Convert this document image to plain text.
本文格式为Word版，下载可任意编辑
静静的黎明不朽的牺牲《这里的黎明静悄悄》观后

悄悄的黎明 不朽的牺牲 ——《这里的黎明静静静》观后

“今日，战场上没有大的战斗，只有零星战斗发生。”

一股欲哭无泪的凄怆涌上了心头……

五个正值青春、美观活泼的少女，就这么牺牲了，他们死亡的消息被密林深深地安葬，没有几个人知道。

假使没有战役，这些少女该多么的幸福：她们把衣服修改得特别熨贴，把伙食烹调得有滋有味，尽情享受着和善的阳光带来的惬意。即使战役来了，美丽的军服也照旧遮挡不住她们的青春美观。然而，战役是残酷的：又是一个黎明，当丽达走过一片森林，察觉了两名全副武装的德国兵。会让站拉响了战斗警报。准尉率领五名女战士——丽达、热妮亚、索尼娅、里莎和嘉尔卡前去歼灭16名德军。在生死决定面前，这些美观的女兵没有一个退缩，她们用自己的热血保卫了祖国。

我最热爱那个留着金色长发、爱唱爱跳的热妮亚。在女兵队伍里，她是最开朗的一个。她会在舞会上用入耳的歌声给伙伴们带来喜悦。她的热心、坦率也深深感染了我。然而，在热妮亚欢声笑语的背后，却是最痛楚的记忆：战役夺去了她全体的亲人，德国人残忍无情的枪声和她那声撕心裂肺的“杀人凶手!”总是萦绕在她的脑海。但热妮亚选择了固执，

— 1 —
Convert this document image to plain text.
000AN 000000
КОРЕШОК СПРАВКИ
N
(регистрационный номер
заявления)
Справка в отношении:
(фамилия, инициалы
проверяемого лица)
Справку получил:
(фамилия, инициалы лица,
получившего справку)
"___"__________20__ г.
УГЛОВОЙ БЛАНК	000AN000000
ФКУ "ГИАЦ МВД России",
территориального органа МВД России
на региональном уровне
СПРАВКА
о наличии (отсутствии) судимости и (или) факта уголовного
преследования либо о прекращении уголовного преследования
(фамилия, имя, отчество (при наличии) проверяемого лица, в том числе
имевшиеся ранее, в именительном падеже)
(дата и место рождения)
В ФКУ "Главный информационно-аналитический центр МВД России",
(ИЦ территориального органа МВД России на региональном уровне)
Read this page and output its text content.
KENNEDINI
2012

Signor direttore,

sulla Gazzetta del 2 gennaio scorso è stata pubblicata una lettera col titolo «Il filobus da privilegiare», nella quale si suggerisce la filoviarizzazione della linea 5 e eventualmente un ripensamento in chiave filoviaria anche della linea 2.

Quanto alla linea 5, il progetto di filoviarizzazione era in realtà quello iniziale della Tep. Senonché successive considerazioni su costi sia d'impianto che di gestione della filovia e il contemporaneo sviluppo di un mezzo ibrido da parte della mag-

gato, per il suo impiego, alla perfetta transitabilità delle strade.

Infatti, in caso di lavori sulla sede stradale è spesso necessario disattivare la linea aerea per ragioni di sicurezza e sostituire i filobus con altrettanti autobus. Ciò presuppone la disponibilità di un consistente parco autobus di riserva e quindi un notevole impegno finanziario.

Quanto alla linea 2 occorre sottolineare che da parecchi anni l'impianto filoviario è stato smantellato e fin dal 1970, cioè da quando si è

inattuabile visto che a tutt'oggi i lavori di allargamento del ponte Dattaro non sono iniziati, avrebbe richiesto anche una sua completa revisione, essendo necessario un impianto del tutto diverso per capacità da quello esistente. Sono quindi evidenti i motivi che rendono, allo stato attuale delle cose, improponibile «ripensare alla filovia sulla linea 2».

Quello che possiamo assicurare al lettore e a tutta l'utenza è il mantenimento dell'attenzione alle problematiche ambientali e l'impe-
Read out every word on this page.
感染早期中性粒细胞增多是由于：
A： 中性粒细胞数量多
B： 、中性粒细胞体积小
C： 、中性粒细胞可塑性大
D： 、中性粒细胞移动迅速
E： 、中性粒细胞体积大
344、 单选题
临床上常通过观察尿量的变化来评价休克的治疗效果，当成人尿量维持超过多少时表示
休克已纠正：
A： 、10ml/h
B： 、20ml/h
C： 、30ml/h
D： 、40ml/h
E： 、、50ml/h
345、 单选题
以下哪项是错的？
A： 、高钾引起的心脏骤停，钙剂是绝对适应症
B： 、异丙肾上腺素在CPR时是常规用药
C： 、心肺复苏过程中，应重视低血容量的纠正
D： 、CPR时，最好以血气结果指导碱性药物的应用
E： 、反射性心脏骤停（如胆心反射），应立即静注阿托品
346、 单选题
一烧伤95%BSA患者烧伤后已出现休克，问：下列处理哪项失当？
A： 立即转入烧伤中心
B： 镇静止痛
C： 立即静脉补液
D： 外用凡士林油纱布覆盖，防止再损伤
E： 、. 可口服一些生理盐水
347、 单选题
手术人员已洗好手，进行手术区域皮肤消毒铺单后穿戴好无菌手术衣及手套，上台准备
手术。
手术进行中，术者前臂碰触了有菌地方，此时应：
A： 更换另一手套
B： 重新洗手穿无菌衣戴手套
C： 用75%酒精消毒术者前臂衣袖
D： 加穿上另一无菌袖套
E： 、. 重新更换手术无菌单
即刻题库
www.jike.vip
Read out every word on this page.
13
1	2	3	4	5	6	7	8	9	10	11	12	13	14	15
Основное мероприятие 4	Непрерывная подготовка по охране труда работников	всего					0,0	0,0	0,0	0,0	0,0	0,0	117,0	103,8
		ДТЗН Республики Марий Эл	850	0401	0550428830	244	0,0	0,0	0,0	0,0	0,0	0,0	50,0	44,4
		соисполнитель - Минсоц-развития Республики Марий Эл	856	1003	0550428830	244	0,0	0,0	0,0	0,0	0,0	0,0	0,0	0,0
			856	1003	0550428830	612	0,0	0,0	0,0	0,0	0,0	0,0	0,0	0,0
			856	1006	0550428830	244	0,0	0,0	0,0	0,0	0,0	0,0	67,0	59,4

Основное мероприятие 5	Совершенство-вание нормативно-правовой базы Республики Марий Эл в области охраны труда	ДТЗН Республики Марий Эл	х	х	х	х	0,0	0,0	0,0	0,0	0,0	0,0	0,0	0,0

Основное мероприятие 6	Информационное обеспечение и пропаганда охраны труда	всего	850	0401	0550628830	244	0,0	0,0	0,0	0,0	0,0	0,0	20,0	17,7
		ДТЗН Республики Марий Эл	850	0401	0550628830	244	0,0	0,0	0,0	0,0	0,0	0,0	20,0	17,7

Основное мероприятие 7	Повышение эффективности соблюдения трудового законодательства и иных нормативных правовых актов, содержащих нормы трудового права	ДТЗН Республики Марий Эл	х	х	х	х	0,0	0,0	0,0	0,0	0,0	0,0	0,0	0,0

**Given task**: Write out the full listing, keeping every line exactly as it is.

**Final answer**:
Convert this document image to plain text.
本文格式为Word版，下载可任意编辑
静静的黎明不朽的牺牲《这里的黎明静悄悄》观后

悄悄的黎明 不朽的牺牲 ——《这里的黎明静静静》观后

“今日，战场上没有大的战斗，只有零星战斗发生。”

一股欲哭无泪的凄怆涌上了心头……

五个正值青春、美观活泼的少女，就这么牺牲了，他们死亡的消息被密林深深地安葬，没有几个人知道。

假使没有战役，这些少女该多么的幸福：她们把衣服修改得特别熨贴，把伙食烹调得有滋有味，尽情享受着和善的阳光带来的惬意。即使战役来了，美丽的军服也照旧遮挡不住她们的青春美观。然而，战役是残酷的：又是一个黎明，当丽达走过一片森林，察觉了两名全副武装的德国兵。会让站拉响了战斗警报。准尉率领五名女战士——丽达、热妮亚、索尼娅、里莎和嘉尔卡前去歼灭16名德军。在生死决定面前，这些美观的女兵没有一个退缩，她们用自己的热血保卫了祖国。

我最热爱那个留着金色长发、爱唱爱跳的热妮亚。在女兵队伍里，她是最开朗的一个。她会在舞会上用入耳的歌声给伙伴们带来喜悦。她的热心、坦率也深深感染了我。然而，在热妮亚欢声笑语的背后，却是最痛楚的记忆：战役夺去了她全体的亲人，德国人残忍无情的枪声和她那声撕心裂肺的“杀人凶手!”总是萦绕在她的脑海。但热妮亚选择了固执，

— 1 —
Convert this document image to plain text.
000AN 000000
КОРЕШОК СПРАВКИ
N
(регистрационный номер
заявления)
Справка в отношении:
(фамилия, инициалы
проверяемого лица)
Справку получил:
(фамилия, инициалы лица,
получившего справку)
"___"__________20__ г.
УГЛОВОЙ БЛАНК	000AN000000
ФКУ "ГИАЦ МВД России",
территориального органа МВД России
на региональном уровне
СПРАВКА
о наличии (отсутствии) судимости и (или) факта уголовного
преследования либо о прекращении уголовного преследования
(фамилия, имя, отчество (при наличии) проверяемого лица, в том числе
имевшиеся ранее, в именительном падеже)
(дата и место рождения)
В ФКУ "Главный информационно-аналитический центр МВД России",
(ИЦ территориального органа МВД России на региональном уровне)
Read this page and output its text content.
KENNEDINI
2012

Signor direttore,

sulla Gazzetta del 2 gennaio scorso è stata pubblicata una lettera col titolo «Il filobus da privilegiare», nella quale si suggerisce la filoviarizzazione della linea 5 e eventualmente un ripensamento in chiave filoviaria anche della linea 2.

Quanto alla linea 5, il progetto di filoviarizzazione era in realtà quello iniziale della Tep. Senonché successive considerazioni su costi sia d'impianto che di gestione della filovia e il contemporaneo sviluppo di un mezzo ibrido da parte della mag-

gato, per il suo impiego, alla perfetta transitabilità delle strade.

Infatti, in caso di lavori sulla sede stradale è spesso necessario disattivare la linea aerea per ragioni di sicurezza e sostituire i filobus con altrettanti autobus. Ciò presuppone la disponibilità di un consistente parco autobus di riserva e quindi un notevole impegno finanziario.

Quanto alla linea 2 occorre sottolineare che da parecchi anni l'impianto filoviario è stato smantellato e fin dal 1970, cioè da quando si è

inattuabile visto che a tutt'oggi i lavori di allargamento del ponte Dattaro non sono iniziati, avrebbe richiesto anche una sua completa revisione, essendo necessario un impianto del tutto diverso per capacità da quello esistente. Sono quindi evidenti i motivi che rendono, allo stato attuale delle cose, improponibile «ripensare alla filovia sulla linea 2».

Quello che possiamo assicurare al lettore e a tutta l'utenza è il mantenimento dell'attenzione alle problematiche ambientali e l'impe-
Read out every word on this page.
感染早期中性粒细胞增多是由于：
A： 中性粒细胞数量多
B： 、中性粒细胞体积小
C： 、中性粒细胞可塑性大
D： 、中性粒细胞移动迅速
E： 、中性粒细胞体积大
344、 单选题
临床上常通过观察尿量的变化来评价休克的治疗效果，当成人尿量维持超过多少时表示
休克已纠正：
A： 、10ml/h
B： 、20ml/h
C： 、30ml/h
D： 、40ml/h
E： 、、50ml/h
345、 单选题
以下哪项是错的？
A： 、高钾引起的心脏骤停，钙剂是绝对适应症
B： 、异丙肾上腺素在CPR时是常规用药
C： 、心肺复苏过程中，应重视低血容量的纠正
D： 、CPR时，最好以血气结果指导碱性药物的应用
E： 、反射性心脏骤停（如胆心反射），应立即静注阿托品
346、 单选题
一烧伤95%BSA患者烧伤后已出现休克，问：下列处理哪项失当？
A： 立即转入烧伤中心
B： 镇静止痛
C： 立即静脉补液
D： 外用凡士林油纱布覆盖，防止再损伤
E： 、. 可口服一些生理盐水
347、 单选题
手术人员已洗好手，进行手术区域皮肤消毒铺单后穿戴好无菌手术衣及手套，上台准备
手术。
手术进行中，术者前臂碰触了有菌地方，此时应：
A： 更换另一手套
B： 重新洗手穿无菌衣戴手套
C： 用75%酒精消毒术者前臂衣袖
D： 加穿上另一无菌袖套
E： 、. 重新更换手术无菌单
即刻题库
www.jike.vip
Read out every word on this page.
13
1	2	3	4	5	6	7	8	9	10	11	12	13	14	15
Основное мероприятие 4	Непрерывная подготовка по охране труда работников	всего					0,0	0,0	0,0	0,0	0,0	0,0	117,0	103,8
		ДТЗН Республики Марий Эл	850	0401	0550428830	244	0,0	0,0	0,0	0,0	0,0	0,0	50,0	44,4
		соисполнитель - Минсоц-развития Республики Марий Эл	856	1003	0550428830	244	0,0	0,0	0,0	0,0	0,0	0,0	0,0	0,0
			856	1003	0550428830	612	0,0	0,0	0,0	0,0	0,0	0,0	0,0	0,0
			856	1006	0550428830	244	0,0	0,0	0,0	0,0	0,0	0,0	67,0	59,4

Основное мероприятие 5	Совершенство-вание нормативно-правовой базы Республики Марий Эл в области охраны труда	ДТЗН Республики Марий Эл	х	х	х	х	0,0	0,0	0,0	0,0	0,0	0,0	0,0	0,0

Основное мероприятие 6	Информационное обеспечение и пропаганда охраны труда	всего	850	0401	0550628830	244	0,0	0,0	0,0	0,0	0,0	0,0	20,0	17,7
		ДТЗН Республики Марий Эл	850	0401	0550628830	244	0,0	0,0	0,0	0,0	0,0	0,0	20,0	17,7

Основное мероприятие 7	Повышение эффективности соблюдения трудового законодательства и иных нормативных правовых актов, содержащих нормы трудового права	ДТЗН Республики Марий Эл	х	х	х	х	0,0	0,0	0,0	0,0	0,0	0,0	0,0	0,0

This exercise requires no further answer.